● Set task: Copy the records verbatim, beginning with the line containing "Segment this screenshot: for" and ending with the line containing "apply-button[interactable]: Apply <box>793", both inclusive. Leave the pictures out of the answer.

● Supplied material:
⁂
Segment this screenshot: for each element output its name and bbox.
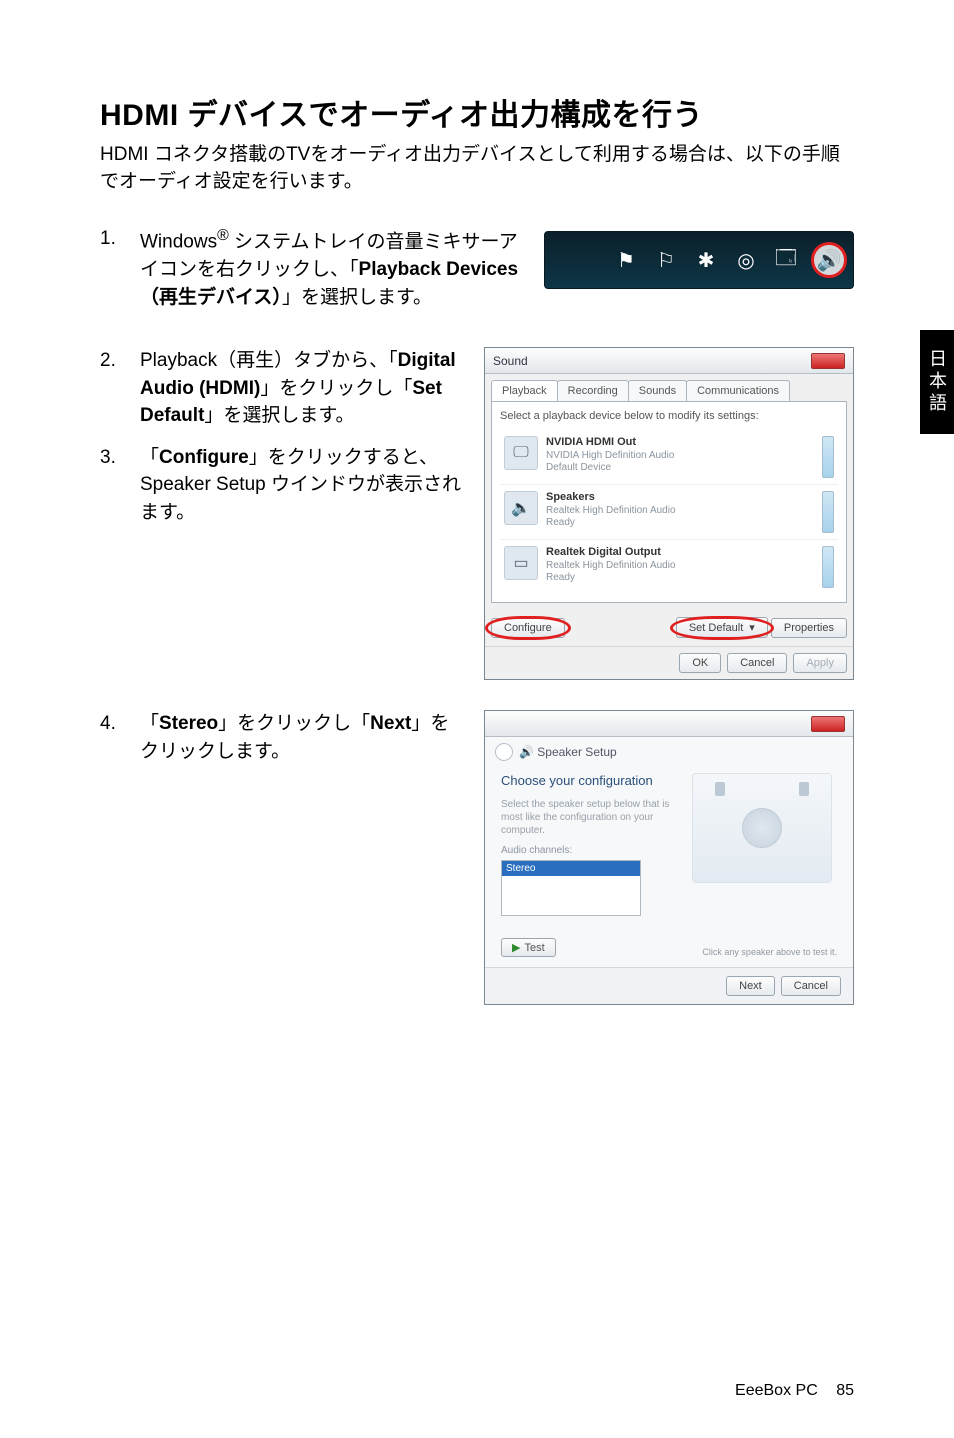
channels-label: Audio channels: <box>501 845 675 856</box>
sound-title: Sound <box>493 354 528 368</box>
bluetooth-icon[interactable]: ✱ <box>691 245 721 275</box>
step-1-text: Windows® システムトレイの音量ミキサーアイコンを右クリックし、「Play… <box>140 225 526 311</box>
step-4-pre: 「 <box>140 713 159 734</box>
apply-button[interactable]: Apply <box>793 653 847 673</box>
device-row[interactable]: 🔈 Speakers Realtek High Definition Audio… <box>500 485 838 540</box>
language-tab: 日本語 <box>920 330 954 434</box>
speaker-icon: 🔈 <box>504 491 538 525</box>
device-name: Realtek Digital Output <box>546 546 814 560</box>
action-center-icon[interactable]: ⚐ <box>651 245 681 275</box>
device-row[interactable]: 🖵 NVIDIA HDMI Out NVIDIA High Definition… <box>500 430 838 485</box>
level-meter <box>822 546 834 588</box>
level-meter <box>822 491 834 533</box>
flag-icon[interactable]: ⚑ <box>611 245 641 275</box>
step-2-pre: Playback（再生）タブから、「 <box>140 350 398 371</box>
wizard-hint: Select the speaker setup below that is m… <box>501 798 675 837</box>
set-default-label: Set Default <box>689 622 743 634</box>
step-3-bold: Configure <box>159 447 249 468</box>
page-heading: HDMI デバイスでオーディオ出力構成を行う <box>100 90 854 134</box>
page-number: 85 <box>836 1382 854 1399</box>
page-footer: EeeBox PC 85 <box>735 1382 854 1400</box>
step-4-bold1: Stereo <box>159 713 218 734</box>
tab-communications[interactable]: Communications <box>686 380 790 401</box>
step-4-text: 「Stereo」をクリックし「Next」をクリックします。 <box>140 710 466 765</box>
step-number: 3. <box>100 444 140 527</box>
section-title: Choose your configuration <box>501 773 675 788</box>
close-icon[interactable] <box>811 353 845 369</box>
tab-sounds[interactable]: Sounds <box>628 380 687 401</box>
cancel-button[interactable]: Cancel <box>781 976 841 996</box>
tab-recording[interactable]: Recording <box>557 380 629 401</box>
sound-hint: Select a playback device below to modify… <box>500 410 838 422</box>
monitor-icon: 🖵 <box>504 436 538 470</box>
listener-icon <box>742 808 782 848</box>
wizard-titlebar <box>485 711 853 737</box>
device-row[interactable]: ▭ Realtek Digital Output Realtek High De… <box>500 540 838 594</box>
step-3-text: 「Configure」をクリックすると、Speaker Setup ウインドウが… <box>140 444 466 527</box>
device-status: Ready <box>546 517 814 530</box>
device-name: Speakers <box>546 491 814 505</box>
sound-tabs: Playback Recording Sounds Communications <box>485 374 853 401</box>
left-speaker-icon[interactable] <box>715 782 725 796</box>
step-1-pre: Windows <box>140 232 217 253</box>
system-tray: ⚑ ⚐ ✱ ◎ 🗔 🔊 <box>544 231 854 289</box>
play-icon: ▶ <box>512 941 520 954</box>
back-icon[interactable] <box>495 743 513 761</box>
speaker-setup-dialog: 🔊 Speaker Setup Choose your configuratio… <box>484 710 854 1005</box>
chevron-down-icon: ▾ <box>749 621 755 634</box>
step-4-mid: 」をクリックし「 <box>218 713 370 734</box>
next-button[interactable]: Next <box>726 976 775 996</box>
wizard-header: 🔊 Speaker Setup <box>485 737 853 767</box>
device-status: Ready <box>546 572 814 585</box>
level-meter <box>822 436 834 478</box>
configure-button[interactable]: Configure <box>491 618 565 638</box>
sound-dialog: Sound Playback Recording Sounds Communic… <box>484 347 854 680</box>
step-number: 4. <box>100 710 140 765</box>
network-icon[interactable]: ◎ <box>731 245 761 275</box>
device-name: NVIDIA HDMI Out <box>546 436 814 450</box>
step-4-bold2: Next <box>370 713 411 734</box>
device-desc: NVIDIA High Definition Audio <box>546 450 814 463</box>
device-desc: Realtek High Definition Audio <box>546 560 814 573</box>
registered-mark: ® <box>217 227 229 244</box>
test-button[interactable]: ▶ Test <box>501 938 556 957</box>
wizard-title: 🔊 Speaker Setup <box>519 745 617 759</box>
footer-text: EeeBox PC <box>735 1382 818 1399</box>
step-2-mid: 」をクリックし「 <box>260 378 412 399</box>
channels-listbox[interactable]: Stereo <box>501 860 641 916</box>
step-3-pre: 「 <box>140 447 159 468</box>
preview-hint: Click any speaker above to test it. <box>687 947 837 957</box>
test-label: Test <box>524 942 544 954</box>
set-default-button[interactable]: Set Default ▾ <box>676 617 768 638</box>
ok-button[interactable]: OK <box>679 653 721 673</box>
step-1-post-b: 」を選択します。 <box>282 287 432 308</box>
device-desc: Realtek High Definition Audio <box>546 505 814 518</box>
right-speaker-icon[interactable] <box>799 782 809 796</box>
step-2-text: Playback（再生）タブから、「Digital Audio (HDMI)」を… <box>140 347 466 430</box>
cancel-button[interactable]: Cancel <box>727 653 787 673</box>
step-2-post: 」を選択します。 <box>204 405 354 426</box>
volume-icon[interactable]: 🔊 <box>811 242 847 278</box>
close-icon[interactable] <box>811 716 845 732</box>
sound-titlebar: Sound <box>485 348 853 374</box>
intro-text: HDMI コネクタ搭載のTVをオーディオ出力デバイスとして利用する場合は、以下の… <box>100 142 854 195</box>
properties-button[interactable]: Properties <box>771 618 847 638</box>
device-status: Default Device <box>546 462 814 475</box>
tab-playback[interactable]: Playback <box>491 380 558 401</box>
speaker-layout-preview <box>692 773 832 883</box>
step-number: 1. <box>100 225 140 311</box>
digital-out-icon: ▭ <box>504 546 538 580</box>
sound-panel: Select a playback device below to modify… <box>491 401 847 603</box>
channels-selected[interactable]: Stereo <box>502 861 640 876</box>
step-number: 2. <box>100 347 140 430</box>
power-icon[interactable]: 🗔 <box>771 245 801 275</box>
⁂
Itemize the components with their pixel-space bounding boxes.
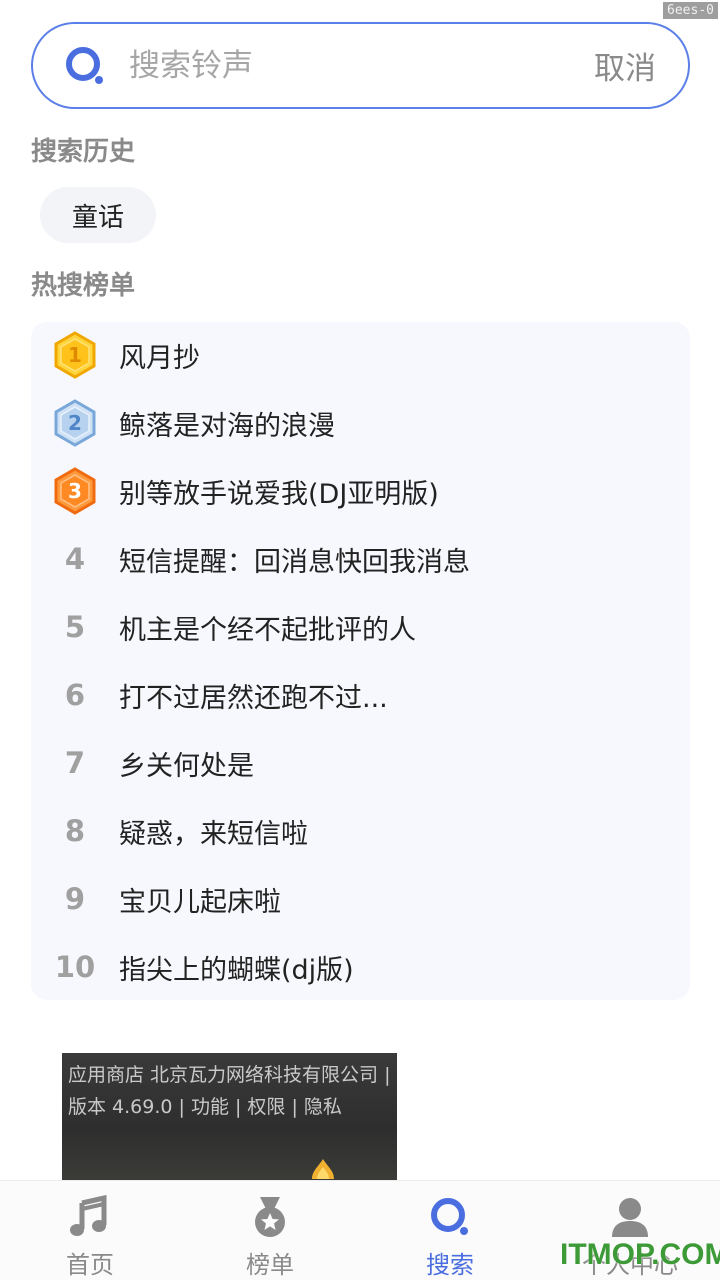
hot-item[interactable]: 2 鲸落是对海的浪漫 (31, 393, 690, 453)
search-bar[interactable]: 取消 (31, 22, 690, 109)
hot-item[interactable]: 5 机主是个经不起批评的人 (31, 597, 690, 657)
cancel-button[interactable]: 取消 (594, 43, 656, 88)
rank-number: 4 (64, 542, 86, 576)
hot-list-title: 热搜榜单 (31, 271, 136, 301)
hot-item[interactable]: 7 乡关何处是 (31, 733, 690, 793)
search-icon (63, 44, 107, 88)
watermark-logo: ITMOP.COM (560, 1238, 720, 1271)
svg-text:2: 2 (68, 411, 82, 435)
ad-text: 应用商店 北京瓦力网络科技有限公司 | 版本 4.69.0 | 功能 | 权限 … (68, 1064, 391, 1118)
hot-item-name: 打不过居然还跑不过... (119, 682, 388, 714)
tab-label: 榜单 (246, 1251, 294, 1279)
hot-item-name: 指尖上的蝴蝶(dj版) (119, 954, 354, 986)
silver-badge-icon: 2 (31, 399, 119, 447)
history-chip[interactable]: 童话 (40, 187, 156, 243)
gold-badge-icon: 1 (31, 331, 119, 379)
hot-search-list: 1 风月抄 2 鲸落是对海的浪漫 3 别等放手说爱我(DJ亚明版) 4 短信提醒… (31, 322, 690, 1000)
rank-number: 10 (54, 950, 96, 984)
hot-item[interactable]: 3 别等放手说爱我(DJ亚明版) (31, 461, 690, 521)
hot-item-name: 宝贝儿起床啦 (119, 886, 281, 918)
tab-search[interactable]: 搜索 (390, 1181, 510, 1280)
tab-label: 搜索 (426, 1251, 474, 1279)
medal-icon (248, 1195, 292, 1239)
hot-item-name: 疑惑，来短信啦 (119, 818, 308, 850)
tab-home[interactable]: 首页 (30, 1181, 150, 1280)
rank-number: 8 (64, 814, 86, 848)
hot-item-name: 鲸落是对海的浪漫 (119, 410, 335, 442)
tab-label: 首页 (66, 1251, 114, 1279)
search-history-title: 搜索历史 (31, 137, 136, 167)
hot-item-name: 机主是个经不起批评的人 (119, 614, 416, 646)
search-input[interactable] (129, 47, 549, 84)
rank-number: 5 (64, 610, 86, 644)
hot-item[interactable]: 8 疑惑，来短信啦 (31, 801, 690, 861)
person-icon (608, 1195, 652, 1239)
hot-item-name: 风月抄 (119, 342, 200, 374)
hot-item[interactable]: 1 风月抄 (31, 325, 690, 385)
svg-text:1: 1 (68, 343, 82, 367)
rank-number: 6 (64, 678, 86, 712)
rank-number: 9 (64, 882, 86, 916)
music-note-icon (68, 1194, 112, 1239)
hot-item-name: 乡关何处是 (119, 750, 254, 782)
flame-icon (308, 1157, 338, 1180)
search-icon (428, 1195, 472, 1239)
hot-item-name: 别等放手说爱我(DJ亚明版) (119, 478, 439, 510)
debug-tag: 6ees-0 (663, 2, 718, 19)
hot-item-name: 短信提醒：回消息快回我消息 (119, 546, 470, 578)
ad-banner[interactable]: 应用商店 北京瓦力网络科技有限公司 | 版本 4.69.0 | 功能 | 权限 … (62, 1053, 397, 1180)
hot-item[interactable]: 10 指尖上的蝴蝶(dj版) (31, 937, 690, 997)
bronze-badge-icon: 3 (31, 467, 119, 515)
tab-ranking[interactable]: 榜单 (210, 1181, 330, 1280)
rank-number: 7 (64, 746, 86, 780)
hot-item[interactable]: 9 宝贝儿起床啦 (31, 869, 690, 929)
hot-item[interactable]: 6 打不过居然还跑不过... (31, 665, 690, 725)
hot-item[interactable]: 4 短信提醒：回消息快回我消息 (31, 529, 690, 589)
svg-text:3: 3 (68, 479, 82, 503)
⁂
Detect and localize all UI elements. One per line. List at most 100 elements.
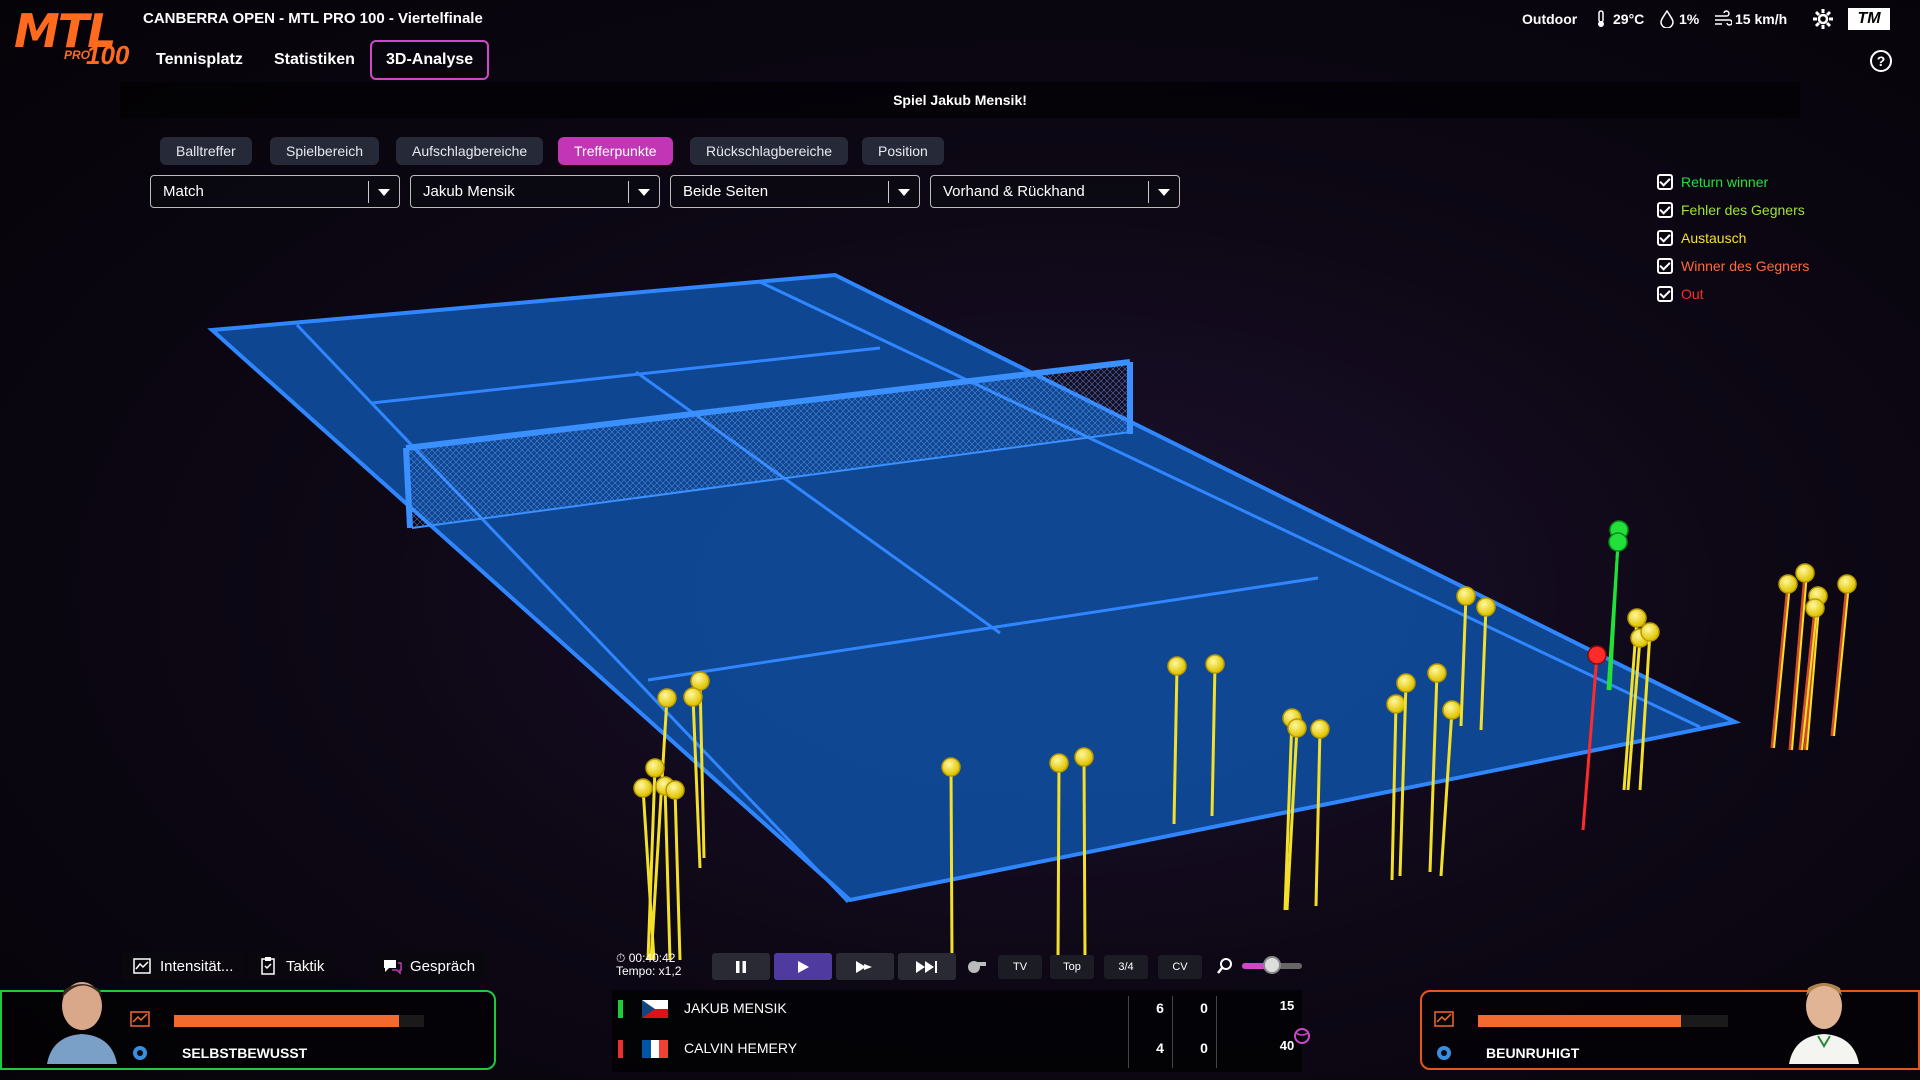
⁂
● Full answer:
Segment this screenshot: for each element output its name and bbox.
channels-label: Audio channels: <box>501 845 675 856</box>
sound-title: Sound <box>493 354 528 368</box>
bluetooth-icon[interactable]: ✱ <box>691 245 721 275</box>
step-1-text: Windows® システムトレイの音量ミキサーアイコンを右クリックし、「Play… <box>140 225 526 311</box>
step-4-pre: 「 <box>140 713 159 734</box>
apply-button[interactable]: Apply <box>793 653 847 673</box>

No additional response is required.